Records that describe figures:
--------------------------------

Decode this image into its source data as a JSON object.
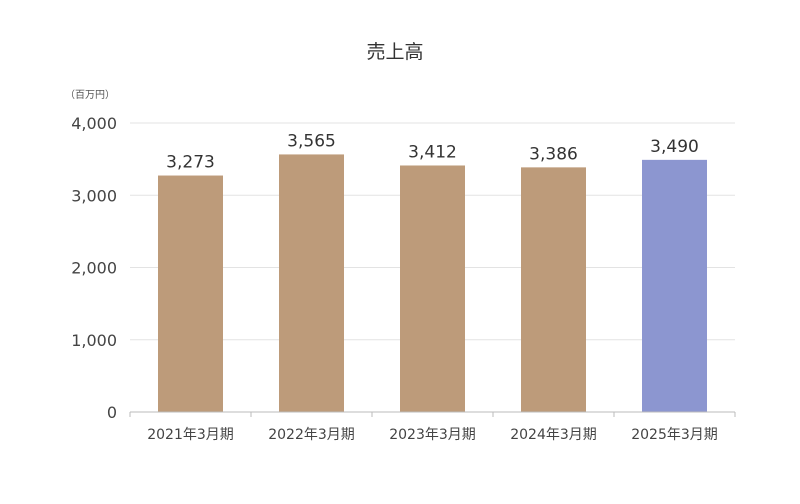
{
  "chart_data": {
    "type": "bar",
    "title": "売上高",
    "unit_label": "（百万円）",
    "categories": [
      "2021年3月期",
      "2022年3月期",
      "2023年3月期",
      "2024年3月期",
      "2025年3月期"
    ],
    "values": [
      3273,
      3565,
      3412,
      3386,
      3490
    ],
    "value_labels": [
      "3,273",
      "3,565",
      "3,412",
      "3,386",
      "3,490"
    ],
    "yticks": [
      0,
      1000,
      2000,
      3000,
      4000
    ],
    "ytick_labels": [
      "0",
      "1,000",
      "2,000",
      "3,000",
      "4,000"
    ],
    "ylim": [
      0,
      4000
    ],
    "grid": true,
    "colors": {
      "bar": "#bd9b7a",
      "highlight_bar": "#8c96d0",
      "grid": "#e3e3e3",
      "axis": "#bbbbbb",
      "text": "#444444"
    },
    "highlight_index": 4
  }
}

--------------------------------

## Task statement
Without the pictures, restate all of the entries above verbatim.

## Reply to the exercise
Decode this image into its source data as a JSON object.
{
  "chart_data": {
    "type": "bar",
    "title": "売上高",
    "unit_label": "（百万円）",
    "categories": [
      "2021年3月期",
      "2022年3月期",
      "2023年3月期",
      "2024年3月期",
      "2025年3月期"
    ],
    "values": [
      3273,
      3565,
      3412,
      3386,
      3490
    ],
    "value_labels": [
      "3,273",
      "3,565",
      "3,412",
      "3,386",
      "3,490"
    ],
    "yticks": [
      0,
      1000,
      2000,
      3000,
      4000
    ],
    "ytick_labels": [
      "0",
      "1,000",
      "2,000",
      "3,000",
      "4,000"
    ],
    "ylim": [
      0,
      4000
    ],
    "grid": true,
    "colors": {
      "bar": "#bd9b7a",
      "highlight_bar": "#8c96d0",
      "grid": "#e3e3e3",
      "axis": "#bbbbbb",
      "text": "#444444"
    },
    "highlight_index": 4
  }
}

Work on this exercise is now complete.